• YOUR GOAL: Repeat the full listing below verbatim and keep the images out.

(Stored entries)
________________________________________
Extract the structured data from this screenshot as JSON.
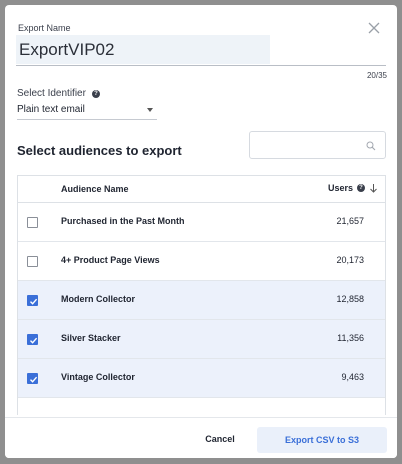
{
  "export_name": {
    "label": "Export Name",
    "value": "ExportVIP02",
    "char_count": "20/35"
  },
  "identifier": {
    "label": "Select Identifier",
    "selected": "Plain text email"
  },
  "section_title": "Select audiences to export",
  "search": {
    "placeholder": ""
  },
  "table": {
    "col_name": "Audience Name",
    "col_users": "Users",
    "rows": [
      {
        "name": "Purchased in the Past Month",
        "users": "21,657",
        "checked": false
      },
      {
        "name": "4+ Product Page Views",
        "users": "20,173",
        "checked": false
      },
      {
        "name": "Modern Collector",
        "users": "12,858",
        "checked": true
      },
      {
        "name": "Silver Stacker",
        "users": "11,356",
        "checked": true
      },
      {
        "name": "Vintage Collector",
        "users": "9,463",
        "checked": true
      }
    ]
  },
  "footer": {
    "cancel_label": "Cancel",
    "export_label": "Export CSV to S3"
  },
  "colors": {
    "accent": "#3a6fd8",
    "selected_row": "#ecf1fb"
  },
  "icons": {
    "close": "close-icon",
    "info": "info-icon",
    "search": "search-icon",
    "sort": "arrow-down-icon",
    "check": "checkmark-icon"
  }
}
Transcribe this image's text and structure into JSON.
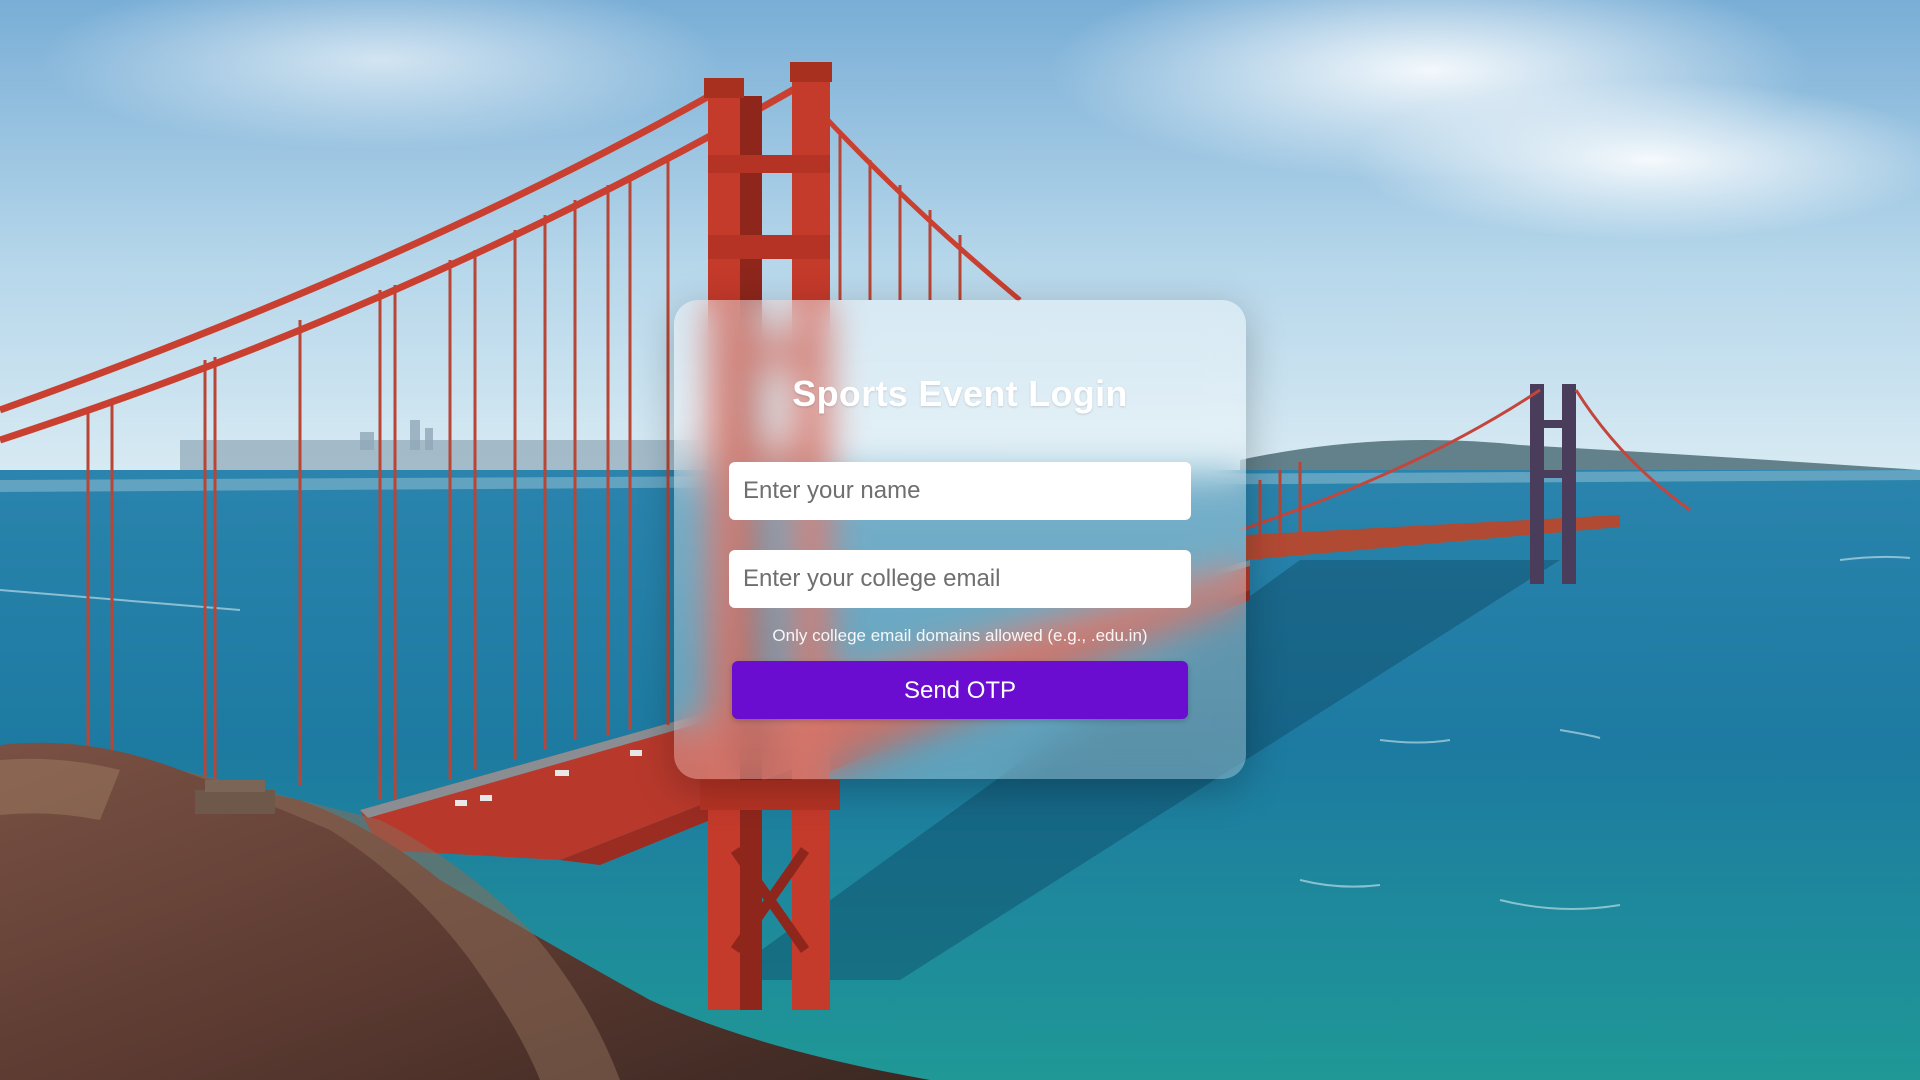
{
  "page": {
    "background": "golden-gate-bridge-photo",
    "accent_color": "#6a0dd0"
  },
  "login": {
    "title": "Sports Event Login",
    "name_placeholder": "Enter your name",
    "email_placeholder": "Enter your college email",
    "hint": "Only college email domains allowed (e.g., .edu.in)",
    "send_button": "Send OTP"
  }
}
________________________________________
• REPLY TO THE EXERCISE:
Extract the structured data from this screenshot as JSON.
{
  "export_name": {
    "label": "Export Name",
    "value": "ExportVIP02",
    "char_count": "20/35"
  },
  "identifier": {
    "label": "Select Identifier",
    "selected": "Plain text email"
  },
  "section_title": "Select audiences to export",
  "search": {
    "placeholder": ""
  },
  "table": {
    "col_name": "Audience Name",
    "col_users": "Users",
    "rows": [
      {
        "name": "Purchased in the Past Month",
        "users": "21,657",
        "checked": false
      },
      {
        "name": "4+ Product Page Views",
        "users": "20,173",
        "checked": false
      },
      {
        "name": "Modern Collector",
        "users": "12,858",
        "checked": true
      },
      {
        "name": "Silver Stacker",
        "users": "11,356",
        "checked": true
      },
      {
        "name": "Vintage Collector",
        "users": "9,463",
        "checked": true
      }
    ]
  },
  "footer": {
    "cancel_label": "Cancel",
    "export_label": "Export CSV to S3"
  },
  "colors": {
    "accent": "#3a6fd8",
    "selected_row": "#ecf1fb"
  },
  "icons": {
    "close": "close-icon",
    "info": "info-icon",
    "search": "search-icon",
    "sort": "arrow-down-icon",
    "check": "checkmark-icon"
  }
}
Transcribe this image's text and structure into JSON.
{
  "page": {
    "background": "golden-gate-bridge-photo",
    "accent_color": "#6a0dd0"
  },
  "login": {
    "title": "Sports Event Login",
    "name_placeholder": "Enter your name",
    "email_placeholder": "Enter your college email",
    "hint": "Only college email domains allowed (e.g., .edu.in)",
    "send_button": "Send OTP"
  }
}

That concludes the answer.